** START OF Material supplied **

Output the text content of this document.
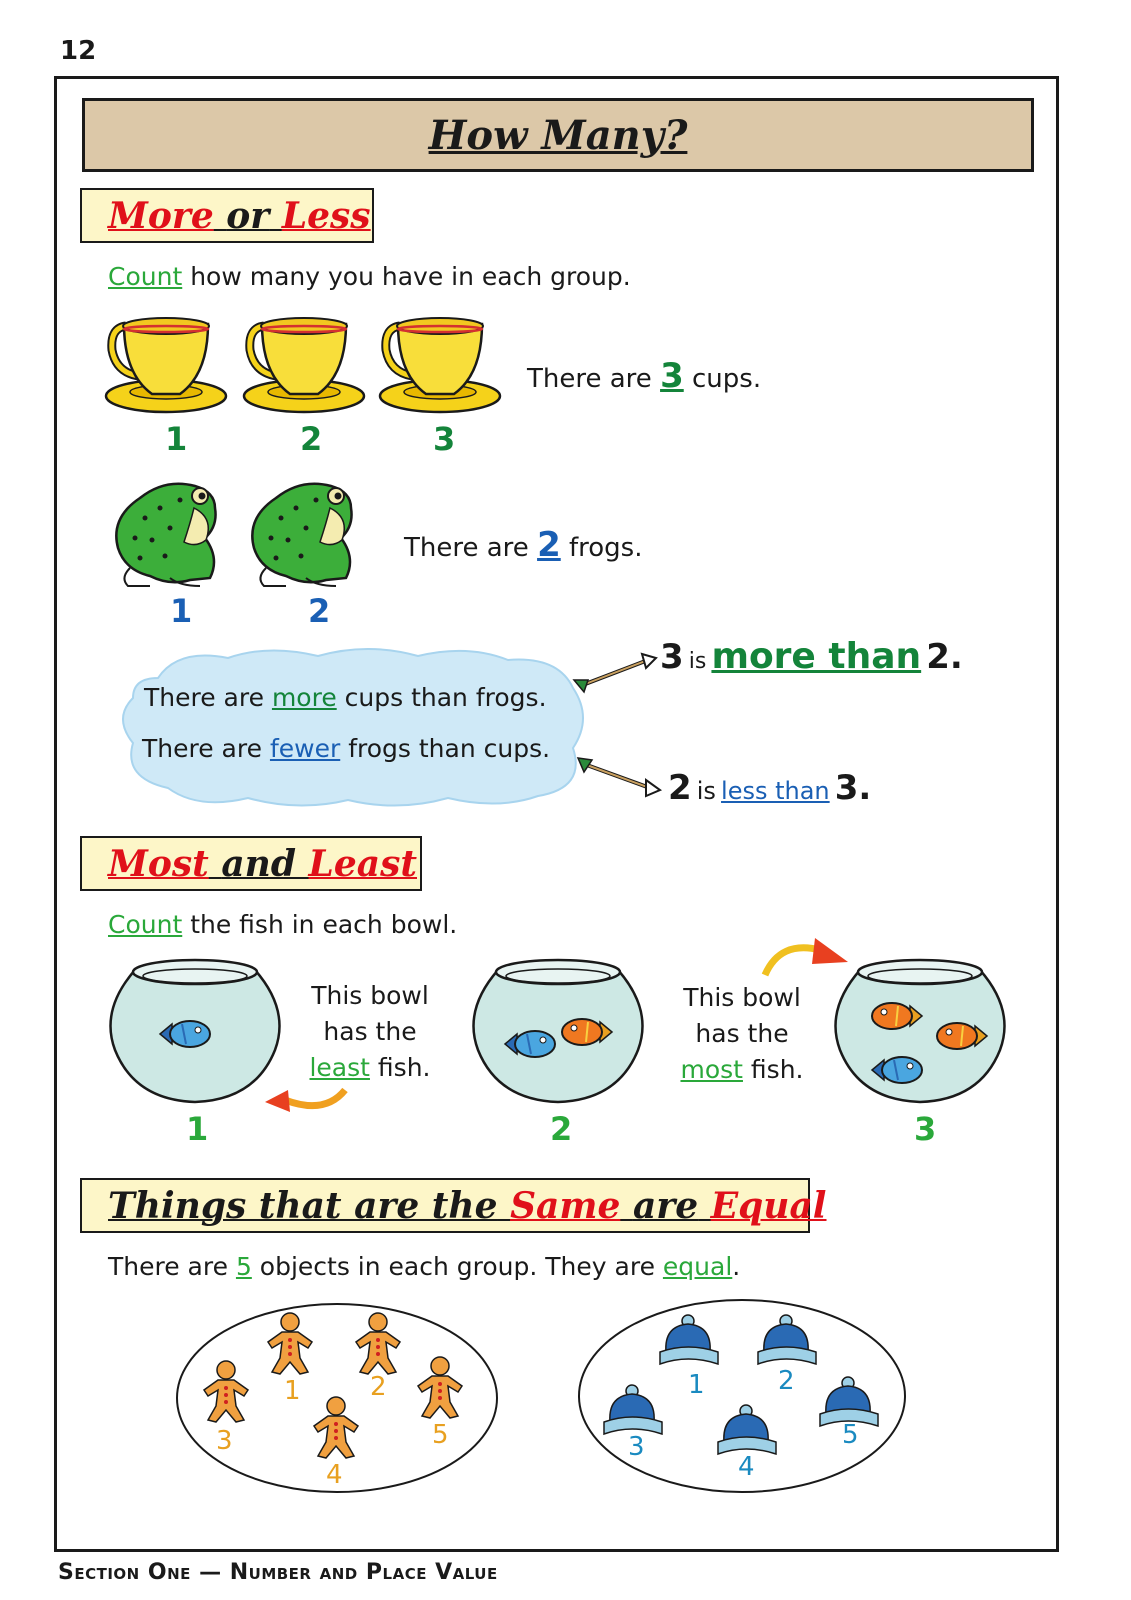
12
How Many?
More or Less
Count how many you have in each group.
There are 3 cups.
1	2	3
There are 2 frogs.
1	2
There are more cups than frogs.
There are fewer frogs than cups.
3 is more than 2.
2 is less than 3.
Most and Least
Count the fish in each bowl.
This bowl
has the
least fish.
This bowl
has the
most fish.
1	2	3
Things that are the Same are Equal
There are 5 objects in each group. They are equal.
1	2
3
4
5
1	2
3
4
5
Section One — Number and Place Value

** END OF Material supplied **

Short problem ::
Make an exact reproduction of the listing above, without any pictures.

The solution ::
Output the text content of this document.
12
How Many?
More or Less
Count how many you have in each group.
There are 3 cups.
1	2	3
There are 2 frogs.
1	2
There are more cups than frogs.
There are fewer frogs than cups.
3 is more than 2.
2 is less than 3.
Most and Least
Count the fish in each bowl.
This bowl
has the
least fish.
This bowl
has the
most fish.
1	2	3
Things that are the Same are Equal
There are 5 objects in each group. They are equal.
1	2
3
4
5
1	2
3
4
5
Section One — Number and Place Value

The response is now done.